Written problem → Gather all lines in the entries that include the word "screenshot".
[Begin Data provided]
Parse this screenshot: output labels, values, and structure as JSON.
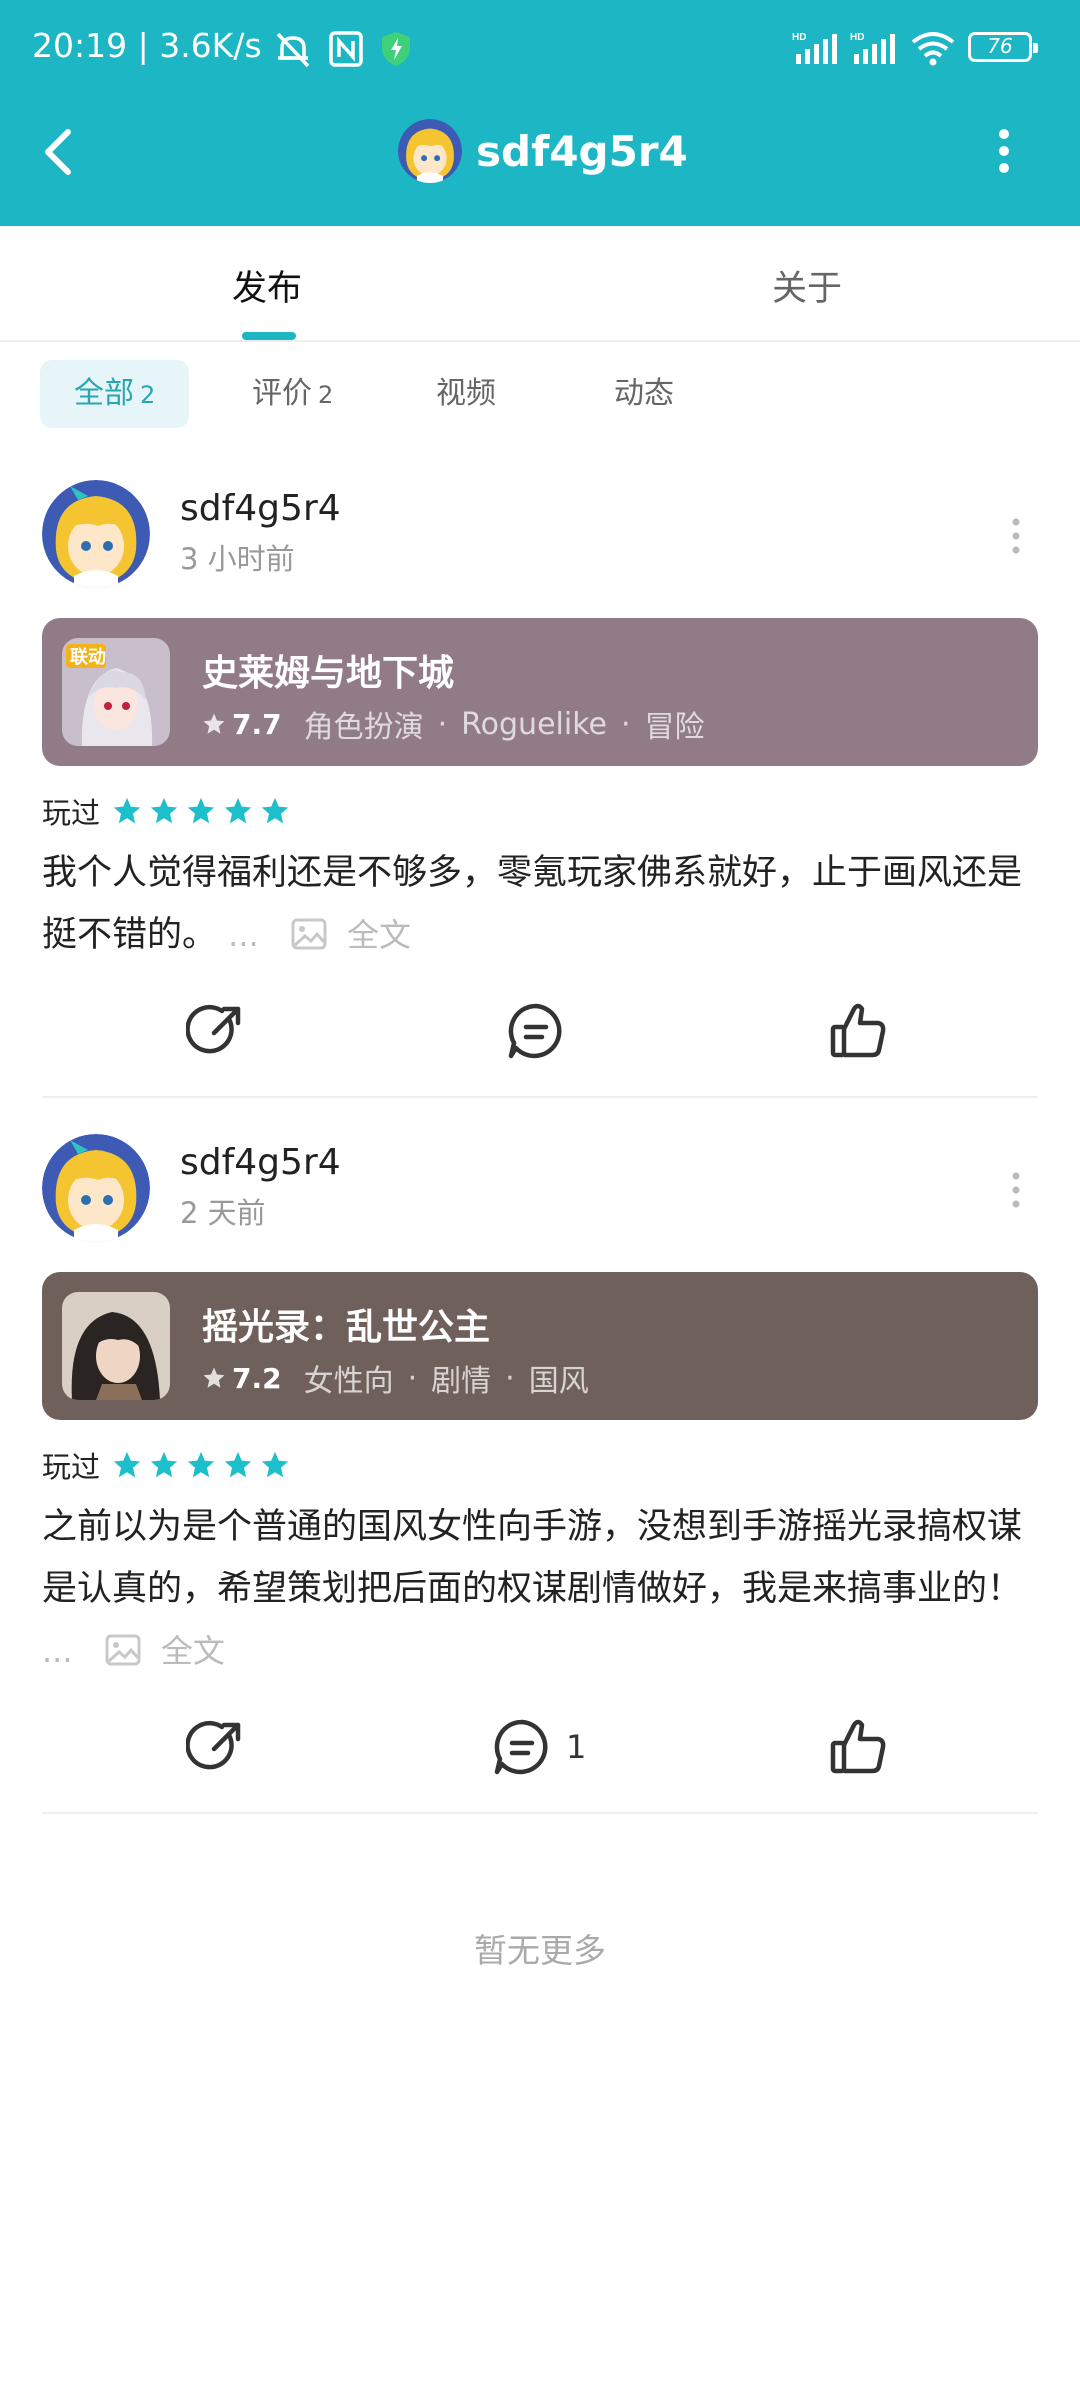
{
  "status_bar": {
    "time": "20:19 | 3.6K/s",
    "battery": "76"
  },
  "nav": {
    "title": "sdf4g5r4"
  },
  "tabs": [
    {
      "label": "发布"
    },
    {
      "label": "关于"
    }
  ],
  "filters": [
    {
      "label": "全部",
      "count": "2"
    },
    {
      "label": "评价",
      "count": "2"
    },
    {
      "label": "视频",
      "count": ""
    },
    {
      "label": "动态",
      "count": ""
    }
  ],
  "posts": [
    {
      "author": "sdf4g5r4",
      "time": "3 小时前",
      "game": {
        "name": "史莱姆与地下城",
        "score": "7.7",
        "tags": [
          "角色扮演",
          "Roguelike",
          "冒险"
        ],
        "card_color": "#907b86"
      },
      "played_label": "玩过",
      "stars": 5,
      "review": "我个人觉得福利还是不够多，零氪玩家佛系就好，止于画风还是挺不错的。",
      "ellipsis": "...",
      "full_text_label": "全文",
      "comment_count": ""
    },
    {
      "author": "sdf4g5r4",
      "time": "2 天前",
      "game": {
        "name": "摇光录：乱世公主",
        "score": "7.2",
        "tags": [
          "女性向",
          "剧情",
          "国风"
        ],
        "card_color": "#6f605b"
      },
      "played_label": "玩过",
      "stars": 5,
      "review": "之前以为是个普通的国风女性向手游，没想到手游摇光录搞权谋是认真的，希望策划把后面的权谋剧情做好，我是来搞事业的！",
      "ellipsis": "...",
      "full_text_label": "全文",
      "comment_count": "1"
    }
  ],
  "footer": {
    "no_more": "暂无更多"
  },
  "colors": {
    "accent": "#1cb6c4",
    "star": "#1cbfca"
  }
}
[End Data provided]
[Begin Data provided]
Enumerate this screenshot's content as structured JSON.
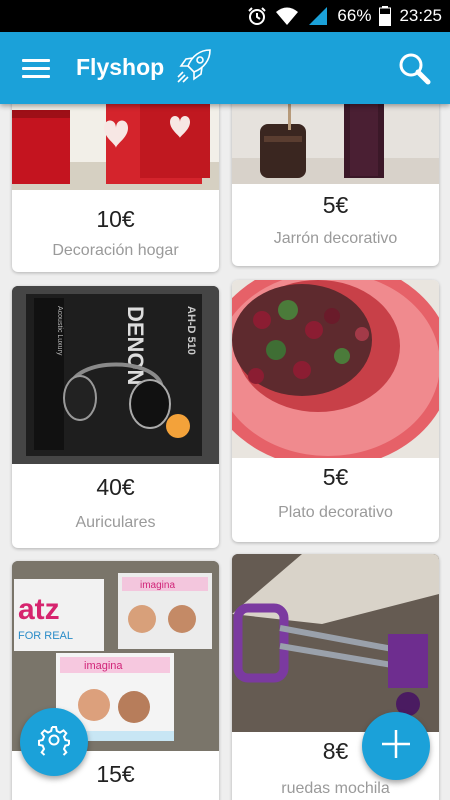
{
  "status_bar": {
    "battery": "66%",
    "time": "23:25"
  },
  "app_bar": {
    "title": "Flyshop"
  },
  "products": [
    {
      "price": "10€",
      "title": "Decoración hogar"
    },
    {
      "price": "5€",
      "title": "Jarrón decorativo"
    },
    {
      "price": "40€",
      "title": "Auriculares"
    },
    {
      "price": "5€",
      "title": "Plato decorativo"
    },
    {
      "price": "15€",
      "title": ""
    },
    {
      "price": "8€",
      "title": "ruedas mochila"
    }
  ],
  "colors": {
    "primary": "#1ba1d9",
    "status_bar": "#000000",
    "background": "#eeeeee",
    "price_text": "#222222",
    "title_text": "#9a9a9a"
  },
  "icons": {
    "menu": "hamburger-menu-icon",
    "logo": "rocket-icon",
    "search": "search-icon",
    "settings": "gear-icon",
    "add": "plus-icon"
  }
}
[End Data provided]
Right answer →
Parse this screenshot: output labels, values, and structure as JSON.
Enumerate this screenshot's content as structured JSON.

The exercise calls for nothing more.